* BEGIN *
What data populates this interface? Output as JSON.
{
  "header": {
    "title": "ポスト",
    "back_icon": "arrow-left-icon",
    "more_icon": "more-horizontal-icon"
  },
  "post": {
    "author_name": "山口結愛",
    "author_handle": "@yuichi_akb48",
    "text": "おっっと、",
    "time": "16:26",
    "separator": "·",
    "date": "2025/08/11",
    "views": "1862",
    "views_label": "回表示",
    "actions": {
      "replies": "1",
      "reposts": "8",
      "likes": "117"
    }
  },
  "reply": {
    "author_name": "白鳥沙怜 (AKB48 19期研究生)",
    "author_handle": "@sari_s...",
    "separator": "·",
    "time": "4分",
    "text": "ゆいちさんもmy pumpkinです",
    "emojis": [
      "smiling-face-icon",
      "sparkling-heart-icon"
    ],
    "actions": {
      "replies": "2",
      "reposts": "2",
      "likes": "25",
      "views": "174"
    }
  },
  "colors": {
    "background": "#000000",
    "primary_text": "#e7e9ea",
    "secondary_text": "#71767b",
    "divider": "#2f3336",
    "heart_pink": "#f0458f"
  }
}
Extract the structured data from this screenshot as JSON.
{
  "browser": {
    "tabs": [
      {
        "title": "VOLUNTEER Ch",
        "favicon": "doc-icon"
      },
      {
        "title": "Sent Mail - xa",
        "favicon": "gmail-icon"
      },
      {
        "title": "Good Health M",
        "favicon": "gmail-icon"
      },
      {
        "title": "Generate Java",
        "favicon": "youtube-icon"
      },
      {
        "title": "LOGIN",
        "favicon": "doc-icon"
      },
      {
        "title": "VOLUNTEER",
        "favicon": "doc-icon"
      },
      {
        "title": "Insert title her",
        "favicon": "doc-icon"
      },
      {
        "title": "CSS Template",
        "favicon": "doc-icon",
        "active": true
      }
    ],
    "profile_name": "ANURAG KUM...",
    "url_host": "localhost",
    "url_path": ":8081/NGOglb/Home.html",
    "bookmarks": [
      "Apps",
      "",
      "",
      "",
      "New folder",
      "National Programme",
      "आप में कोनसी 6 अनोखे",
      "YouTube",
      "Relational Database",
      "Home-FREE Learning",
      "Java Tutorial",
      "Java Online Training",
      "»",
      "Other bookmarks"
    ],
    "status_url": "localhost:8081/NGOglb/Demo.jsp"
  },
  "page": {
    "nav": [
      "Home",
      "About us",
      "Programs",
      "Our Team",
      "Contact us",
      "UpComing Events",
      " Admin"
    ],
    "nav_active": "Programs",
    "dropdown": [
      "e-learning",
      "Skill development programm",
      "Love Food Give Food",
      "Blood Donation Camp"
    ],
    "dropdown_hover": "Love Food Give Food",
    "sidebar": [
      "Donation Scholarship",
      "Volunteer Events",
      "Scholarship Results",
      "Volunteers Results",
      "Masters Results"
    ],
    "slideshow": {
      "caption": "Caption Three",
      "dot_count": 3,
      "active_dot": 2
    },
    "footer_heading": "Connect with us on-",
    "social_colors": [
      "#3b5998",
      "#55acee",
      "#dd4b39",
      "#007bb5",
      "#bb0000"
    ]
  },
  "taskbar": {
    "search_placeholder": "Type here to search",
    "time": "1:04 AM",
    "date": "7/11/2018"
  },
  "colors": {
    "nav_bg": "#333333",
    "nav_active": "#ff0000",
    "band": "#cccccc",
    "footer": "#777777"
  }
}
* END *
* [What is required] Return the material in full, exactly as shown.

* [Solved problem]
What data populates this interface? Output as JSON.
{
  "header": {
    "title": "ポスト",
    "back_icon": "arrow-left-icon",
    "more_icon": "more-horizontal-icon"
  },
  "post": {
    "author_name": "山口結愛",
    "author_handle": "@yuichi_akb48",
    "text": "おっっと、",
    "time": "16:26",
    "separator": "·",
    "date": "2025/08/11",
    "views": "1862",
    "views_label": "回表示",
    "actions": {
      "replies": "1",
      "reposts": "8",
      "likes": "117"
    }
  },
  "reply": {
    "author_name": "白鳥沙怜 (AKB48 19期研究生)",
    "author_handle": "@sari_s...",
    "separator": "·",
    "time": "4分",
    "text": "ゆいちさんもmy pumpkinです",
    "emojis": [
      "smiling-face-icon",
      "sparkling-heart-icon"
    ],
    "actions": {
      "replies": "2",
      "reposts": "2",
      "likes": "25",
      "views": "174"
    }
  },
  "colors": {
    "background": "#000000",
    "primary_text": "#e7e9ea",
    "secondary_text": "#71767b",
    "divider": "#2f3336",
    "heart_pink": "#f0458f"
  }
}
Extract the structured data from this screenshot as JSON.
{
  "browser": {
    "tabs": [
      {
        "title": "VOLUNTEER Ch",
        "favicon": "doc-icon"
      },
      {
        "title": "Sent Mail - xa",
        "favicon": "gmail-icon"
      },
      {
        "title": "Good Health M",
        "favicon": "gmail-icon"
      },
      {
        "title": "Generate Java",
        "favicon": "youtube-icon"
      },
      {
        "title": "LOGIN",
        "favicon": "doc-icon"
      },
      {
        "title": "VOLUNTEER",
        "favicon": "doc-icon"
      },
      {
        "title": "Insert title her",
        "favicon": "doc-icon"
      },
      {
        "title": "CSS Template",
        "favicon": "doc-icon",
        "active": true
      }
    ],
    "profile_name": "ANURAG KUM...",
    "url_host": "localhost",
    "url_path": ":8081/NGOglb/Home.html",
    "bookmarks": [
      "Apps",
      "",
      "",
      "",
      "New folder",
      "National Programme",
      "आप में कोनसी 6 अनोखे",
      "YouTube",
      "Relational Database",
      "Home-FREE Learning",
      "Java Tutorial",
      "Java Online Training",
      "»",
      "Other bookmarks"
    ],
    "status_url": "localhost:8081/NGOglb/Demo.jsp"
  },
  "page": {
    "nav": [
      "Home",
      "About us",
      "Programs",
      "Our Team",
      "Contact us",
      "UpComing Events",
      " Admin"
    ],
    "nav_active": "Programs",
    "dropdown": [
      "e-learning",
      "Skill development programm",
      "Love Food Give Food",
      "Blood Donation Camp"
    ],
    "dropdown_hover": "Love Food Give Food",
    "sidebar": [
      "Donation Scholarship",
      "Volunteer Events",
      "Scholarship Results",
      "Volunteers Results",
      "Masters Results"
    ],
    "slideshow": {
      "caption": "Caption Three",
      "dot_count": 3,
      "active_dot": 2
    },
    "footer_heading": "Connect with us on-",
    "social_colors": [
      "#3b5998",
      "#55acee",
      "#dd4b39",
      "#007bb5",
      "#bb0000"
    ]
  },
  "taskbar": {
    "search_placeholder": "Type here to search",
    "time": "1:04 AM",
    "date": "7/11/2018"
  },
  "colors": {
    "nav_bg": "#333333",
    "nav_active": "#ff0000",
    "band": "#cccccc",
    "footer": "#777777"
  }
}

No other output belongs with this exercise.